● **Written task**: Repeat, line for line, the entries printed below.

>>>

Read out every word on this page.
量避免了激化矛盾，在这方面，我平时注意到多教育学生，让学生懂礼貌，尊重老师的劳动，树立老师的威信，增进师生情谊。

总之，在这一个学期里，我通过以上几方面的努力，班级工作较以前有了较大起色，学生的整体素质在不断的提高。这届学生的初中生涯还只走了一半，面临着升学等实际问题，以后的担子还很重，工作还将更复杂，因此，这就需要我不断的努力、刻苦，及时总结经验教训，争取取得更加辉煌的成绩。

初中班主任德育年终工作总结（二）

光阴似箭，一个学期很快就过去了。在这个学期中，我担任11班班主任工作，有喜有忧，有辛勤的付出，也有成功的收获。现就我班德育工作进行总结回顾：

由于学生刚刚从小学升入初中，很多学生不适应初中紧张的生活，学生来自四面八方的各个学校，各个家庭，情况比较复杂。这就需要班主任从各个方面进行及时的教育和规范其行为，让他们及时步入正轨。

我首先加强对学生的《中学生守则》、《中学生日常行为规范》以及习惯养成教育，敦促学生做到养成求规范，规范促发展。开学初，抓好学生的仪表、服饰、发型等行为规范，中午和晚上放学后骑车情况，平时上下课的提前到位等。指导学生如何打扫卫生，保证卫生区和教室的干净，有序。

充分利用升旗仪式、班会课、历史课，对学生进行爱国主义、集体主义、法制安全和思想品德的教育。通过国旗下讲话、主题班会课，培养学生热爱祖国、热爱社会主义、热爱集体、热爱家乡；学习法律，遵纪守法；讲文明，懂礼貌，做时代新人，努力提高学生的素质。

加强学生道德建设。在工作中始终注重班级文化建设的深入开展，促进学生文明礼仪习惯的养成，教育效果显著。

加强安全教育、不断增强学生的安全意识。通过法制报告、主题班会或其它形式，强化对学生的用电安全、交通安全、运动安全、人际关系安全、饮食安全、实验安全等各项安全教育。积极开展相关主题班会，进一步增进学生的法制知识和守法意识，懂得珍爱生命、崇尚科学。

<<<

● **Answer**:
Read out every word on this page.
量避免了激化矛盾，在这方面，我平时注意到多教育学生，让学生懂礼貌，尊重老师的劳动，树立老师的威信，增进师生情谊。

总之，在这一个学期里，我通过以上几方面的努力，班级工作较以前有了较大起色，学生的整体素质在不断的提高。这届学生的初中生涯还只走了一半，面临着升学等实际问题，以后的担子还很重，工作还将更复杂，因此，这就需要我不断的努力、刻苦，及时总结经验教训，争取取得更加辉煌的成绩。

初中班主任德育年终工作总结（二）

光阴似箭，一个学期很快就过去了。在这个学期中，我担任11班班主任工作，有喜有忧，有辛勤的付出，也有成功的收获。现就我班德育工作进行总结回顾：

由于学生刚刚从小学升入初中，很多学生不适应初中紧张的生活，学生来自四面八方的各个学校，各个家庭，情况比较复杂。这就需要班主任从各个方面进行及时的教育和规范其行为，让他们及时步入正轨。

我首先加强对学生的《中学生守则》、《中学生日常行为规范》以及习惯养成教育，敦促学生做到养成求规范，规范促发展。开学初，抓好学生的仪表、服饰、发型等行为规范，中午和晚上放学后骑车情况，平时上下课的提前到位等。指导学生如何打扫卫生，保证卫生区和教室的干净，有序。

充分利用升旗仪式、班会课、历史课，对学生进行爱国主义、集体主义、法制安全和思想品德的教育。通过国旗下讲话、主题班会课，培养学生热爱祖国、热爱社会主义、热爱集体、热爱家乡；学习法律，遵纪守法；讲文明，懂礼貌，做时代新人，努力提高学生的素质。

加强学生道德建设。在工作中始终注重班级文化建设的深入开展，促进学生文明礼仪习惯的养成，教育效果显著。

加强安全教育、不断增强学生的安全意识。通过法制报告、主题班会或其它形式，强化对学生的用电安全、交通安全、运动安全、人际关系安全、饮食安全、实验安全等各项安全教育。积极开展相关主题班会，进一步增进学生的法制知识和守法意识，懂得珍爱生命、崇尚科学。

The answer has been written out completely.